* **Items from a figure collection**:
┄┄┄┄┄┄

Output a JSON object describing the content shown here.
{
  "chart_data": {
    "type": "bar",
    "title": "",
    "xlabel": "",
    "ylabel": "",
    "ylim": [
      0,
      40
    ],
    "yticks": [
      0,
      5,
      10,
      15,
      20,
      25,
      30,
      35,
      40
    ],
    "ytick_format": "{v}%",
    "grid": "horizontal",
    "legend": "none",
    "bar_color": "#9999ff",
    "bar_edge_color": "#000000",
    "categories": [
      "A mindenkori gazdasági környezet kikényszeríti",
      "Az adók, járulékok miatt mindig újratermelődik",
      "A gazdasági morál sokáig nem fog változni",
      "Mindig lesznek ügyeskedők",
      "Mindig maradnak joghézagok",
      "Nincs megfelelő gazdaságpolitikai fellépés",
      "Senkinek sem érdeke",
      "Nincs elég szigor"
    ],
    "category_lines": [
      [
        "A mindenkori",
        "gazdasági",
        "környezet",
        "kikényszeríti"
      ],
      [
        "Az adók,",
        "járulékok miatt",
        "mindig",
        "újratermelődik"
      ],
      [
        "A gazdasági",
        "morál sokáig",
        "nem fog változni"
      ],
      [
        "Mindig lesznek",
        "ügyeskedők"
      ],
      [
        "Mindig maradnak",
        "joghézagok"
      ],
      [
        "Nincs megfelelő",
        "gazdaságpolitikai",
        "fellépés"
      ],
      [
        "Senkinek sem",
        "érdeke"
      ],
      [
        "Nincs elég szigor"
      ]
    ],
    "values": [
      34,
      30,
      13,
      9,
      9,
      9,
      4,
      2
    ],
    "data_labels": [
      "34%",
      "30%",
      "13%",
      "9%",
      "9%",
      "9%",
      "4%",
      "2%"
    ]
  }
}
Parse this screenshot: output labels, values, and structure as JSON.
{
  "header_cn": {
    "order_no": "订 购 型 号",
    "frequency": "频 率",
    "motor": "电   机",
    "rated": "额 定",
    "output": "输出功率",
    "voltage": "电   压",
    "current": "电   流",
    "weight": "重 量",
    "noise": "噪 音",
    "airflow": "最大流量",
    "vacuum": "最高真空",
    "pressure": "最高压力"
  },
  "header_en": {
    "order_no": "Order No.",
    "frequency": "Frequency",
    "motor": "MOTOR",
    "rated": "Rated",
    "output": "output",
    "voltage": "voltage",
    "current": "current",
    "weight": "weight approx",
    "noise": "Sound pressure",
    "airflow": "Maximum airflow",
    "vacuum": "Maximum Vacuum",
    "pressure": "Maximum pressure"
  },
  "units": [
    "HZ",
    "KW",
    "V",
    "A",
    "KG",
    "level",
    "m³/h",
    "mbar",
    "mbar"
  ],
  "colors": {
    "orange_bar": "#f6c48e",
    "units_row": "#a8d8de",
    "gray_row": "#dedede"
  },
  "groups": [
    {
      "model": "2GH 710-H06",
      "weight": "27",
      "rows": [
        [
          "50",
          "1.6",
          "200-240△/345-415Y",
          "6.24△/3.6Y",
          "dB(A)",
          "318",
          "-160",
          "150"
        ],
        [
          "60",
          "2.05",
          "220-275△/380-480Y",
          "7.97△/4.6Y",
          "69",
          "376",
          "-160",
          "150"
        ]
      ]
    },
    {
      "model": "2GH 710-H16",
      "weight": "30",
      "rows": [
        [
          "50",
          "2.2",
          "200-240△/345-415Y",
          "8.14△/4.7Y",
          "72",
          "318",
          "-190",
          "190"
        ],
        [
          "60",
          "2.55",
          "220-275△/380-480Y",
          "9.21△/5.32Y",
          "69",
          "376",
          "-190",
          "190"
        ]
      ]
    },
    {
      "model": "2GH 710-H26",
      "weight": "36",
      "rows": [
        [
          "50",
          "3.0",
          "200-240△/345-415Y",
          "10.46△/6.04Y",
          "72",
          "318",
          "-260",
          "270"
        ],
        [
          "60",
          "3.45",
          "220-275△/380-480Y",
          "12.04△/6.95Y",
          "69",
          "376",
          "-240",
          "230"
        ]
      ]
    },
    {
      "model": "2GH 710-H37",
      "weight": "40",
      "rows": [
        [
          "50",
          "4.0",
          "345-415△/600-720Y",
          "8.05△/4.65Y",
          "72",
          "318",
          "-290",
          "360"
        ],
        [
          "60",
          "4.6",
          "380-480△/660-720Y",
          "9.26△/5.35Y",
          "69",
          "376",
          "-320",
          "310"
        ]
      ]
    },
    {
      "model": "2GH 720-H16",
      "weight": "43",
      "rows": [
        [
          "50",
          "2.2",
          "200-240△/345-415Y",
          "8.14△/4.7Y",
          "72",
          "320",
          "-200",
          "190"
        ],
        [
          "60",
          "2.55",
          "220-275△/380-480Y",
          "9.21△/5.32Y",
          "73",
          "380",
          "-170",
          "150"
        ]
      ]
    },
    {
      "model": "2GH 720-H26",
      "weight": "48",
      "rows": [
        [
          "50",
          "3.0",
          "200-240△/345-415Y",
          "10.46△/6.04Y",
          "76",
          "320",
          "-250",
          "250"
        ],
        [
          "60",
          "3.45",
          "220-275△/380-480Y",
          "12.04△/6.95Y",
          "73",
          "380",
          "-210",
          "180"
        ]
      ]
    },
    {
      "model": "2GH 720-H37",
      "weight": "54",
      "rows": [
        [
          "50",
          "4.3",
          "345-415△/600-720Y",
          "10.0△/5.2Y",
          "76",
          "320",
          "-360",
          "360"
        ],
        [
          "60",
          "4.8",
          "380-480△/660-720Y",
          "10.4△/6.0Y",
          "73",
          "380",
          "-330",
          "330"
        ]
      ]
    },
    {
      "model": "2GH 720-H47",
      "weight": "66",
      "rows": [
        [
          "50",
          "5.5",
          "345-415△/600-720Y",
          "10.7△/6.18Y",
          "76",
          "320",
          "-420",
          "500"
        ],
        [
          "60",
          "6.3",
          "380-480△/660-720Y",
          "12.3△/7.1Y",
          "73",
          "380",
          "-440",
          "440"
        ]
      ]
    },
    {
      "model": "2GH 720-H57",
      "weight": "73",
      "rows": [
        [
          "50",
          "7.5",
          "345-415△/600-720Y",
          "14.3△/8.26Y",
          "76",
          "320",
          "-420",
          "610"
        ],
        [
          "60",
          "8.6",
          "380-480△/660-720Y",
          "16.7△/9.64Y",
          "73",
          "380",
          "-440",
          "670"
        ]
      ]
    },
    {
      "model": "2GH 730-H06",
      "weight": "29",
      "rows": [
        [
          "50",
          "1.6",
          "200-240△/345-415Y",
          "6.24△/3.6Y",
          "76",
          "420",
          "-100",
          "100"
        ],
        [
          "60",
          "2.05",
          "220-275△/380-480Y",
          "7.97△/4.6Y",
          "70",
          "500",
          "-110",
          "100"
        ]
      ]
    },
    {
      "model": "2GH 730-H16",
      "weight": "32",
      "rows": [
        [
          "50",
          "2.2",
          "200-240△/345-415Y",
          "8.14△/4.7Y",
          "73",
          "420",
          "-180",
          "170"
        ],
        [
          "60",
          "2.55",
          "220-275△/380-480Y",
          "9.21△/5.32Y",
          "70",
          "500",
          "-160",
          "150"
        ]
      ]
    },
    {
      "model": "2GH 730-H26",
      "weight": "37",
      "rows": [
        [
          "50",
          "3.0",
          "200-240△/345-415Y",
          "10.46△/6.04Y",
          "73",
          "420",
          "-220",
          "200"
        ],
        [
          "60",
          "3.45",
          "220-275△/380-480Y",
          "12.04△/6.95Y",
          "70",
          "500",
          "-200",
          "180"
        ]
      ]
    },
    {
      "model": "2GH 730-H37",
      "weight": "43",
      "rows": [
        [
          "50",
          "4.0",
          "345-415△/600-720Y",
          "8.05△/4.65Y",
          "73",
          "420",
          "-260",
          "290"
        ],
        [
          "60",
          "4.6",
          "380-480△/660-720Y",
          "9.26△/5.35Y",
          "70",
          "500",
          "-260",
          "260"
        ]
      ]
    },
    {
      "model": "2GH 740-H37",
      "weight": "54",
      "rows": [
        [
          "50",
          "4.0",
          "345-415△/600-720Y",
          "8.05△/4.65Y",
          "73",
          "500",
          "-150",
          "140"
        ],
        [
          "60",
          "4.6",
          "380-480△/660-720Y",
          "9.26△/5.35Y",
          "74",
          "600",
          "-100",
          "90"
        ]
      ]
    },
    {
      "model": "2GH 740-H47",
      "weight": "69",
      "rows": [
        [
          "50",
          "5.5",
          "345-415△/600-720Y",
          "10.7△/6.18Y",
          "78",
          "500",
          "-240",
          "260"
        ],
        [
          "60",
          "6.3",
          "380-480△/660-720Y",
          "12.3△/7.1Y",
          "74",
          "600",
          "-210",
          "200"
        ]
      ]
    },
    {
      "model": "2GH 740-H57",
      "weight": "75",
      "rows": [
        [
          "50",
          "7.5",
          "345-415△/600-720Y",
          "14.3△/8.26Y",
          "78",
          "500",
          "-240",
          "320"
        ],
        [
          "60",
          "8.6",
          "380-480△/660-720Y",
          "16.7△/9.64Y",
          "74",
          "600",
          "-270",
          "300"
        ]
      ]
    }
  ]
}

┄┄┄┄┄┄

* **Stated task**: Each line with the string "adók" in it needs to be found and copied.

* **Solution for this task**:
      "Az adók, járulékok miatt mindig újratermelődik",
        "Az adók,",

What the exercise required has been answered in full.